Exercise description: Would you return all of this data exactly, leaving nothing out?

Material for this task:
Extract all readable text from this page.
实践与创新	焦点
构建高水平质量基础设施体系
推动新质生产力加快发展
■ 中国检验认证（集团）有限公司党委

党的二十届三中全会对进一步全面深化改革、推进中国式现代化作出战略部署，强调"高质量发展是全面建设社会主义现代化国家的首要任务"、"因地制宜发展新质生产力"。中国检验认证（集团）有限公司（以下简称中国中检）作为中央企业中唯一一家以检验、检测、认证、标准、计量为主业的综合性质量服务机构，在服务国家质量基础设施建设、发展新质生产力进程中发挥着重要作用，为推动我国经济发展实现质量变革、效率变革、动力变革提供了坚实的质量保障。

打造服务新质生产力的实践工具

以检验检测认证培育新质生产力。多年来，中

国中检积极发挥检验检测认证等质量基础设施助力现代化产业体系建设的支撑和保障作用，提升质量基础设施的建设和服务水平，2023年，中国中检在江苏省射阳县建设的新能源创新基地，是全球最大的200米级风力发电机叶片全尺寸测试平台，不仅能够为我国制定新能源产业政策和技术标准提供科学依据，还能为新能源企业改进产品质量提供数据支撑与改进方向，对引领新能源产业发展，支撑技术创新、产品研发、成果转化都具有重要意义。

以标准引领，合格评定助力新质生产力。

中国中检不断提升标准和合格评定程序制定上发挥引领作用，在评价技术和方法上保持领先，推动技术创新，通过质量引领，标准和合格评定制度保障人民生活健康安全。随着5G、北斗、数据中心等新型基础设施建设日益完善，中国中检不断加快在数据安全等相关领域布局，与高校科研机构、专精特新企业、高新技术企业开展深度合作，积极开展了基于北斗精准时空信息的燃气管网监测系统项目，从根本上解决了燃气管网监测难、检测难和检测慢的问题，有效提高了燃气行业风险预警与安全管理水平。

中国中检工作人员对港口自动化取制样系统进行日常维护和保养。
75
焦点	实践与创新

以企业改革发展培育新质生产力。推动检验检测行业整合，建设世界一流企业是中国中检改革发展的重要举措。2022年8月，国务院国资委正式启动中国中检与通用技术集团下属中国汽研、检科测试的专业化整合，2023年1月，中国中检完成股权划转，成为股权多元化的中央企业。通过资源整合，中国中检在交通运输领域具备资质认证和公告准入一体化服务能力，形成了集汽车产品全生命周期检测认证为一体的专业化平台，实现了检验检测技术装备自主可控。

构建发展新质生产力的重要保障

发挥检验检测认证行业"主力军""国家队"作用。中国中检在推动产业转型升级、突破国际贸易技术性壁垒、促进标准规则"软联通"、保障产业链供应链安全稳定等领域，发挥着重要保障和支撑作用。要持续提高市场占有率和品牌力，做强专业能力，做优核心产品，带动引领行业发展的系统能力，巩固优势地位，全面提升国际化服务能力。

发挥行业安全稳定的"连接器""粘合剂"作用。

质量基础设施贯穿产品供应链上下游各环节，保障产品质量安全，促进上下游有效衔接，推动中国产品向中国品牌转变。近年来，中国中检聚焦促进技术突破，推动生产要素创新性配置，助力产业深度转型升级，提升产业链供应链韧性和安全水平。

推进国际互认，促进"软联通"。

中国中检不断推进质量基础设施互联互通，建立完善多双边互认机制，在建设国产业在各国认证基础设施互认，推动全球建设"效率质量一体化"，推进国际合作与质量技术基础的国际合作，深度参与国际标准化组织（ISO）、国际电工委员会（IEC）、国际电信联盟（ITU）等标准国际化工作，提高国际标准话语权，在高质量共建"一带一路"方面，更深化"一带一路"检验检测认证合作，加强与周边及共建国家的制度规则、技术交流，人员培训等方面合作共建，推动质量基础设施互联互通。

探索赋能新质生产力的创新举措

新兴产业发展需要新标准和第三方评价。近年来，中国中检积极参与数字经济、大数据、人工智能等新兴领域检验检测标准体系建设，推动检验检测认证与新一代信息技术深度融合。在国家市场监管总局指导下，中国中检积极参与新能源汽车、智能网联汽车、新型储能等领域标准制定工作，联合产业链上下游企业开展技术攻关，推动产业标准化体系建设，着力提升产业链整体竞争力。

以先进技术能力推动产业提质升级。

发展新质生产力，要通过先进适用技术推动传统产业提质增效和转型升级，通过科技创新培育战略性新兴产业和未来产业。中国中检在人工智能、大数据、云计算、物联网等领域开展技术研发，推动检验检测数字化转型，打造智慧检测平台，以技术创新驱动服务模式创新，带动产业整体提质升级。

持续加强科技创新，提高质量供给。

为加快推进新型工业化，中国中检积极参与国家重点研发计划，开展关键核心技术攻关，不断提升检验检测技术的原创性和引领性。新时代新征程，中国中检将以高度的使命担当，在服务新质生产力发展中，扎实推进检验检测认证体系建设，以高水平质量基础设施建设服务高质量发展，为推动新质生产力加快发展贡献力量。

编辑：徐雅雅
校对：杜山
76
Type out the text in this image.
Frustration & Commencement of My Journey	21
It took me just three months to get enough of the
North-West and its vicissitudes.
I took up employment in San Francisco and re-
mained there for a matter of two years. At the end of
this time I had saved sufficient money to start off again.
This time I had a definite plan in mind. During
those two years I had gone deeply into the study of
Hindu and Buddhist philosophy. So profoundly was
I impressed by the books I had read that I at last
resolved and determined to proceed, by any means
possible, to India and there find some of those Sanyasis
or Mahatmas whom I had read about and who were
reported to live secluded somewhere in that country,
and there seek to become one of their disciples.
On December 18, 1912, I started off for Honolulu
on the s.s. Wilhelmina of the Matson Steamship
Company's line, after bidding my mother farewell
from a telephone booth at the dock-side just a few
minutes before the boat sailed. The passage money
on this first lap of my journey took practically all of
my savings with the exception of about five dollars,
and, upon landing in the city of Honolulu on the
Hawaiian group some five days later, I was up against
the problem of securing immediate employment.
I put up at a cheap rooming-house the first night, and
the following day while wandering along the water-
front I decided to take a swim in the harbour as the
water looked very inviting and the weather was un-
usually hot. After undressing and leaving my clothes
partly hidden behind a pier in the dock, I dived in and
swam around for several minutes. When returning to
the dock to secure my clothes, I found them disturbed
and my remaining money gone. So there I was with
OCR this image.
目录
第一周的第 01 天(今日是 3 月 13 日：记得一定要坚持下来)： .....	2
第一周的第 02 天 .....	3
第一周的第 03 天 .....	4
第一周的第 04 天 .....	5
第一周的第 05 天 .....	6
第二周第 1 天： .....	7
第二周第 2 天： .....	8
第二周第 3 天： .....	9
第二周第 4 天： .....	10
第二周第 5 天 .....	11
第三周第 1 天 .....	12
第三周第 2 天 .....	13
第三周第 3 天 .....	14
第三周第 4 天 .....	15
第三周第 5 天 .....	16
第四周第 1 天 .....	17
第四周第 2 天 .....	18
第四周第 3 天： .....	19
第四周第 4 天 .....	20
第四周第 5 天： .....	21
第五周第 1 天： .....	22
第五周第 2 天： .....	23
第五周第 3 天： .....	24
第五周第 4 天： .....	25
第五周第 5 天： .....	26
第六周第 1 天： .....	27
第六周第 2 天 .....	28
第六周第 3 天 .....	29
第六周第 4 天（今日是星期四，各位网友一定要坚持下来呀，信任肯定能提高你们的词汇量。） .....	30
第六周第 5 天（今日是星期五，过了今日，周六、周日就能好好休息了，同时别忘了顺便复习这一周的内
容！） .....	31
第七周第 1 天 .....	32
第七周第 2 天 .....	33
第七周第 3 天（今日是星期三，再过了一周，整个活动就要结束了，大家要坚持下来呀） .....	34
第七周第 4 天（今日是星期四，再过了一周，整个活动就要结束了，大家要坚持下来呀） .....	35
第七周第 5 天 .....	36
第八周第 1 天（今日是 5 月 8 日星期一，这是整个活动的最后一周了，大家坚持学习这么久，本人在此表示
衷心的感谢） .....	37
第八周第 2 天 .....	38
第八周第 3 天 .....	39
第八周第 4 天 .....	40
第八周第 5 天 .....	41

Result below:
Extract all readable text from this page.
实践与创新	焦点
构建高水平质量基础设施体系
推动新质生产力加快发展
■ 中国检验认证（集团）有限公司党委

党的二十届三中全会对进一步全面深化改革、推进中国式现代化作出战略部署，强调"高质量发展是全面建设社会主义现代化国家的首要任务"、"因地制宜发展新质生产力"。中国检验认证（集团）有限公司（以下简称中国中检）作为中央企业中唯一一家以检验、检测、认证、标准、计量为主业的综合性质量服务机构，在服务国家质量基础设施建设、发展新质生产力进程中发挥着重要作用，为推动我国经济发展实现质量变革、效率变革、动力变革提供了坚实的质量保障。

打造服务新质生产力的实践工具

以检验检测认证培育新质生产力。多年来，中

国中检积极发挥检验检测认证等质量基础设施助力现代化产业体系建设的支撑和保障作用，提升质量基础设施的建设和服务水平，2023年，中国中检在江苏省射阳县建设的新能源创新基地，是全球最大的200米级风力发电机叶片全尺寸测试平台，不仅能够为我国制定新能源产业政策和技术标准提供科学依据，还能为新能源企业改进产品质量提供数据支撑与改进方向，对引领新能源产业发展，支撑技术创新、产品研发、成果转化都具有重要意义。

以标准引领，合格评定助力新质生产力。

中国中检不断提升标准和合格评定程序制定上发挥引领作用，在评价技术和方法上保持领先，推动技术创新，通过质量引领，标准和合格评定制度保障人民生活健康安全。随着5G、北斗、数据中心等新型基础设施建设日益完善，中国中检不断加快在数据安全等相关领域布局，与高校科研机构、专精特新企业、高新技术企业开展深度合作，积极开展了基于北斗精准时空信息的燃气管网监测系统项目，从根本上解决了燃气管网监测难、检测难和检测慢的问题，有效提高了燃气行业风险预警与安全管理水平。

中国中检工作人员对港口自动化取制样系统进行日常维护和保养。
75
焦点	实践与创新

以企业改革发展培育新质生产力。推动检验检测行业整合，建设世界一流企业是中国中检改革发展的重要举措。2022年8月，国务院国资委正式启动中国中检与通用技术集团下属中国汽研、检科测试的专业化整合，2023年1月，中国中检完成股权划转，成为股权多元化的中央企业。通过资源整合，中国中检在交通运输领域具备资质认证和公告准入一体化服务能力，形成了集汽车产品全生命周期检测认证为一体的专业化平台，实现了检验检测技术装备自主可控。

构建发展新质生产力的重要保障

发挥检验检测认证行业"主力军""国家队"作用。中国中检在推动产业转型升级、突破国际贸易技术性壁垒、促进标准规则"软联通"、保障产业链供应链安全稳定等领域，发挥着重要保障和支撑作用。要持续提高市场占有率和品牌力，做强专业能力，做优核心产品，带动引领行业发展的系统能力，巩固优势地位，全面提升国际化服务能力。

发挥行业安全稳定的"连接器""粘合剂"作用。

质量基础设施贯穿产品供应链上下游各环节，保障产品质量安全，促进上下游有效衔接，推动中国产品向中国品牌转变。近年来，中国中检聚焦促进技术突破，推动生产要素创新性配置，助力产业深度转型升级，提升产业链供应链韧性和安全水平。

推进国际互认，促进"软联通"。

中国中检不断推进质量基础设施互联互通，建立完善多双边互认机制，在建设国产业在各国认证基础设施互认，推动全球建设"效率质量一体化"，推进国际合作与质量技术基础的国际合作，深度参与国际标准化组织（ISO）、国际电工委员会（IEC）、国际电信联盟（ITU）等标准国际化工作，提高国际标准话语权，在高质量共建"一带一路"方面，更深化"一带一路"检验检测认证合作，加强与周边及共建国家的制度规则、技术交流，人员培训等方面合作共建，推动质量基础设施互联互通。

探索赋能新质生产力的创新举措

新兴产业发展需要新标准和第三方评价。近年来，中国中检积极参与数字经济、大数据、人工智能等新兴领域检验检测标准体系建设，推动检验检测认证与新一代信息技术深度融合。在国家市场监管总局指导下，中国中检积极参与新能源汽车、智能网联汽车、新型储能等领域标准制定工作，联合产业链上下游企业开展技术攻关，推动产业标准化体系建设，着力提升产业链整体竞争力。

以先进技术能力推动产业提质升级。

发展新质生产力，要通过先进适用技术推动传统产业提质增效和转型升级，通过科技创新培育战略性新兴产业和未来产业。中国中检在人工智能、大数据、云计算、物联网等领域开展技术研发，推动检验检测数字化转型，打造智慧检测平台，以技术创新驱动服务模式创新，带动产业整体提质升级。

持续加强科技创新，提高质量供给。

为加快推进新型工业化，中国中检积极参与国家重点研发计划，开展关键核心技术攻关，不断提升检验检测技术的原创性和引领性。新时代新征程，中国中检将以高度的使命担当，在服务新质生产力发展中，扎实推进检验检测认证体系建设，以高水平质量基础设施建设服务高质量发展，为推动新质生产力加快发展贡献力量。

编辑：徐雅雅
校对：杜山
76
Type out the text in this image.
Frustration & Commencement of My Journey	21
It took me just three months to get enough of the
North-West and its vicissitudes.
I took up employment in San Francisco and re-
mained there for a matter of two years. At the end of
this time I had saved sufficient money to start off again.
This time I had a definite plan in mind. During
those two years I had gone deeply into the study of
Hindu and Buddhist philosophy. So profoundly was
I impressed by the books I had read that I at last
resolved and determined to proceed, by any means
possible, to India and there find some of those Sanyasis
or Mahatmas whom I had read about and who were
reported to live secluded somewhere in that country,
and there seek to become one of their disciples.
On December 18, 1912, I started off for Honolulu
on the s.s. Wilhelmina of the Matson Steamship
Company's line, after bidding my mother farewell
from a telephone booth at the dock-side just a few
minutes before the boat sailed. The passage money
on this first lap of my journey took practically all of
my savings with the exception of about five dollars,
and, upon landing in the city of Honolulu on the
Hawaiian group some five days later, I was up against
the problem of securing immediate employment.
I put up at a cheap rooming-house the first night, and
the following day while wandering along the water-
front I decided to take a swim in the harbour as the
water looked very inviting and the weather was un-
usually hot. After undressing and leaving my clothes
partly hidden behind a pier in the dock, I dived in and
swam around for several minutes. When returning to
the dock to secure my clothes, I found them disturbed
and my remaining money gone. So there I was with
OCR this image.
目录
第一周的第 01 天(今日是 3 月 13 日：记得一定要坚持下来)： .....	2
第一周的第 02 天 .....	3
第一周的第 03 天 .....	4
第一周的第 04 天 .....	5
第一周的第 05 天 .....	6
第二周第 1 天： .....	7
第二周第 2 天： .....	8
第二周第 3 天： .....	9
第二周第 4 天： .....	10
第二周第 5 天 .....	11
第三周第 1 天 .....	12
第三周第 2 天 .....	13
第三周第 3 天 .....	14
第三周第 4 天 .....	15
第三周第 5 天 .....	16
第四周第 1 天 .....	17
第四周第 2 天 .....	18
第四周第 3 天： .....	19
第四周第 4 天 .....	20
第四周第 5 天： .....	21
第五周第 1 天： .....	22
第五周第 2 天： .....	23
第五周第 3 天： .....	24
第五周第 4 天： .....	25
第五周第 5 天： .....	26
第六周第 1 天： .....	27
第六周第 2 天 .....	28
第六周第 3 天 .....	29
第六周第 4 天（今日是星期四，各位网友一定要坚持下来呀，信任肯定能提高你们的词汇量。） .....	30
第六周第 5 天（今日是星期五，过了今日，周六、周日就能好好休息了，同时别忘了顺便复习这一周的内
容！） .....	31
第七周第 1 天 .....	32
第七周第 2 天 .....	33
第七周第 3 天（今日是星期三，再过了一周，整个活动就要结束了，大家要坚持下来呀） .....	34
第七周第 4 天（今日是星期四，再过了一周，整个活动就要结束了，大家要坚持下来呀） .....	35
第七周第 5 天 .....	36
第八周第 1 天（今日是 5 月 8 日星期一，这是整个活动的最后一周了，大家坚持学习这么久，本人在此表示
衷心的感谢） .....	37
第八周第 2 天 .....	38
第八周第 3 天 .....	39
第八周第 4 天 .....	40
第八周第 5 天 .....	41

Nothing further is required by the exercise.